### DATA LISTING

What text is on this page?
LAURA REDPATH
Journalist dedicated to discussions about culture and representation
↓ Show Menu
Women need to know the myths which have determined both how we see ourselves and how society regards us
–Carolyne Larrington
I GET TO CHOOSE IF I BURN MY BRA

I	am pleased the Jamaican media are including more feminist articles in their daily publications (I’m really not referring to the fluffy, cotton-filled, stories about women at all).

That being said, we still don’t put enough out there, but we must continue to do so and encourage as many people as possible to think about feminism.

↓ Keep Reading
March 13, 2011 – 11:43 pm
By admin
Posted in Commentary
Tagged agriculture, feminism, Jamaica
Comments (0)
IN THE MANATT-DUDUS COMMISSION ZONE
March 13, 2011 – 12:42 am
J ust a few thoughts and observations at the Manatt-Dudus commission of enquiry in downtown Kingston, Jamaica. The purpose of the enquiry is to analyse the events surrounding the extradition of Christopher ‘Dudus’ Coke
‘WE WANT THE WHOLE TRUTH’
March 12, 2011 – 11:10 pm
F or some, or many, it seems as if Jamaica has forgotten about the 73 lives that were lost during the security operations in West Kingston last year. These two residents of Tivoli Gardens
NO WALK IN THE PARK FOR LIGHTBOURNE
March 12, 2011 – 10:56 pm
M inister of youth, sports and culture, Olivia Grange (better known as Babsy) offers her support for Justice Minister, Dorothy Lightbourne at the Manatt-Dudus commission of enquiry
---
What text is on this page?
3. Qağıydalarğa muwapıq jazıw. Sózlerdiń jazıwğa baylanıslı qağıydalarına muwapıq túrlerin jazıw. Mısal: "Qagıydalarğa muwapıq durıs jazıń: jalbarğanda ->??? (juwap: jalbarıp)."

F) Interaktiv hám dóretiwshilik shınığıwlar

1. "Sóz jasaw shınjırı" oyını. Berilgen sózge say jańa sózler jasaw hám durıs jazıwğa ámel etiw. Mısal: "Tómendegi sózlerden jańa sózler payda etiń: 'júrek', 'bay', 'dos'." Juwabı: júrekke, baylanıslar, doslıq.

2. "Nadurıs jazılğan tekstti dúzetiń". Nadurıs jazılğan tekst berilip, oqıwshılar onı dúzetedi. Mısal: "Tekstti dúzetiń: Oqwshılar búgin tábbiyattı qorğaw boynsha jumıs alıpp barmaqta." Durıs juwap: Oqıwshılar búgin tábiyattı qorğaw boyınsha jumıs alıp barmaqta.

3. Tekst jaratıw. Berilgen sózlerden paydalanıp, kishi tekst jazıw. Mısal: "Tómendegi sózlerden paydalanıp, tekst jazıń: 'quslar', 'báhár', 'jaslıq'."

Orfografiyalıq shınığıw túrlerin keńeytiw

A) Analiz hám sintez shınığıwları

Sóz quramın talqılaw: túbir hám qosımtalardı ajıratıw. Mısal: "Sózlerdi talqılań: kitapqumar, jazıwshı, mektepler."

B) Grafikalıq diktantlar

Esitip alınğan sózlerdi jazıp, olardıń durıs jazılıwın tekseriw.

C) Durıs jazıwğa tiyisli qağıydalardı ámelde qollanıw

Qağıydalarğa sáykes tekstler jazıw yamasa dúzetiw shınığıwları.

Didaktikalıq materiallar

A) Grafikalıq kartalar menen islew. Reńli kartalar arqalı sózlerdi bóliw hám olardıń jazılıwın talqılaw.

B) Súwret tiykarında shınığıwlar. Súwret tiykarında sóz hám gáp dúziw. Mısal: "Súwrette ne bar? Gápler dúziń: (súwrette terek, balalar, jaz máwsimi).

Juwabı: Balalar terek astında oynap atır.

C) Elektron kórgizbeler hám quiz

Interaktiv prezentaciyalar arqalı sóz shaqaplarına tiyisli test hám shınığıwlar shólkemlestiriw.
---
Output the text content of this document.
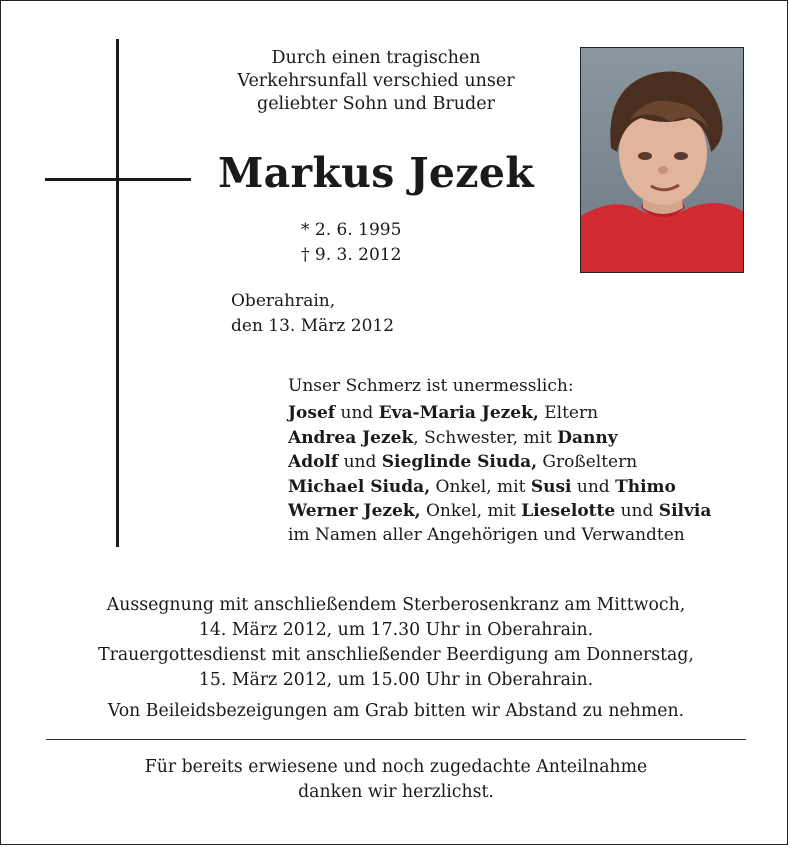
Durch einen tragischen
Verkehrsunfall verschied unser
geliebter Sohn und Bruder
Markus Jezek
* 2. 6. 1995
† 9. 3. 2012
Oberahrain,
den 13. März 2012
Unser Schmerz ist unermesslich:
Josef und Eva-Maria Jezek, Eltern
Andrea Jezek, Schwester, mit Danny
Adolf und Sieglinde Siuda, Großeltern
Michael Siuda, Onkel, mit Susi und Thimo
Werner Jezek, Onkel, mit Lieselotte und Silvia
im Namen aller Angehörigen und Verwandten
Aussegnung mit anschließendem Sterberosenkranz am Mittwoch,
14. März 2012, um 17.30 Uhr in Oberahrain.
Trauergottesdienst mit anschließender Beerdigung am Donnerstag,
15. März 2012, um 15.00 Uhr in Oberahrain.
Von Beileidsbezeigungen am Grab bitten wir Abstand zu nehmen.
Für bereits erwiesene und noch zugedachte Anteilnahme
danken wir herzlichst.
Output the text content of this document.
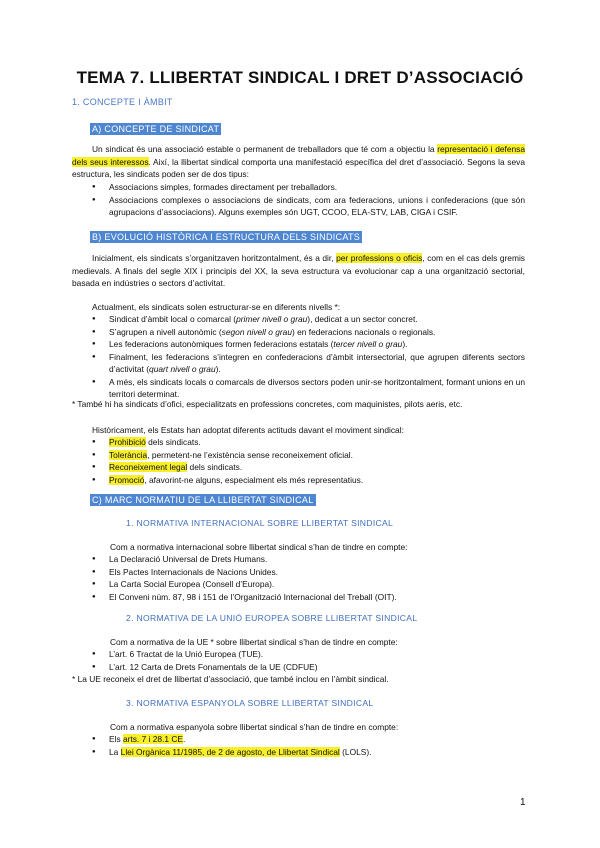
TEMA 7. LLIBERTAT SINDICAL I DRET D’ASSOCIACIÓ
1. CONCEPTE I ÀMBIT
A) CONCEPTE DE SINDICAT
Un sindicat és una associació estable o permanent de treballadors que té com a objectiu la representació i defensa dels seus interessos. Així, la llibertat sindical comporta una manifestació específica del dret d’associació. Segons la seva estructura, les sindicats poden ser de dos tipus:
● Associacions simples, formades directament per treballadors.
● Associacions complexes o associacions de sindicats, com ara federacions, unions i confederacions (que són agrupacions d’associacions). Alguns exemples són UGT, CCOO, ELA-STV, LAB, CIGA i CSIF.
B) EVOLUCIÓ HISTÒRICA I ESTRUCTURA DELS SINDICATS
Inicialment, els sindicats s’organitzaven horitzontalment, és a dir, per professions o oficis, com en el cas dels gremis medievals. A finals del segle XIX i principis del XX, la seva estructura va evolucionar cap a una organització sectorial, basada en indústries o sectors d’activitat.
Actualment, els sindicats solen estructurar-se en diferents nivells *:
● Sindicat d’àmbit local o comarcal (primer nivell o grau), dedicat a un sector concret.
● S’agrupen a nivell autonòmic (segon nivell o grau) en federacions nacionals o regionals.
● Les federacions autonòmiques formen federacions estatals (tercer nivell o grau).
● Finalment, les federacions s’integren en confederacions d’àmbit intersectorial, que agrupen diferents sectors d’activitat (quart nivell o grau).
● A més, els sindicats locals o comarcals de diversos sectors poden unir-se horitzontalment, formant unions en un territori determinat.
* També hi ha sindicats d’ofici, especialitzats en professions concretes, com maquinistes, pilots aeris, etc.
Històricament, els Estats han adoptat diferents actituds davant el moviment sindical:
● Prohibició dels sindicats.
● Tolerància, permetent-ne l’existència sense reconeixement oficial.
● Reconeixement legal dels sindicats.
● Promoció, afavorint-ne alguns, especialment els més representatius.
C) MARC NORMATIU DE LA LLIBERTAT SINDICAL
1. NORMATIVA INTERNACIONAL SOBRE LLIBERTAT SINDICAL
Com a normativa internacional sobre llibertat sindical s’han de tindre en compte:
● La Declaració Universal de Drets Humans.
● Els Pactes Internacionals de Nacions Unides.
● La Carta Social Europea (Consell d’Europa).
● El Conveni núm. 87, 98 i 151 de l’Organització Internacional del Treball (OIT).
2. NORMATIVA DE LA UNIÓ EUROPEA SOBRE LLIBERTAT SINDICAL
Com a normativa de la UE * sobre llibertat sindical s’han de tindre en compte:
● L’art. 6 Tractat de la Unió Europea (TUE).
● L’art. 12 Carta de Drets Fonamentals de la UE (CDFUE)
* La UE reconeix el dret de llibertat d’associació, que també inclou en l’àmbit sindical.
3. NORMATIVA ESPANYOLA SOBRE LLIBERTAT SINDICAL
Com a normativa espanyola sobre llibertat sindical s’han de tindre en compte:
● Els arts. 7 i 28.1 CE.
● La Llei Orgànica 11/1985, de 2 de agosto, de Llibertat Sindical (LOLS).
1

### TASK GOAL
Return each line of the data that contains the string "März".

### TASK RESPONSE
den 13. März 2012
14. März 2012, um 17.30 Uhr in Oberahrain.
15. März 2012, um 15.00 Uhr in Oberahrain.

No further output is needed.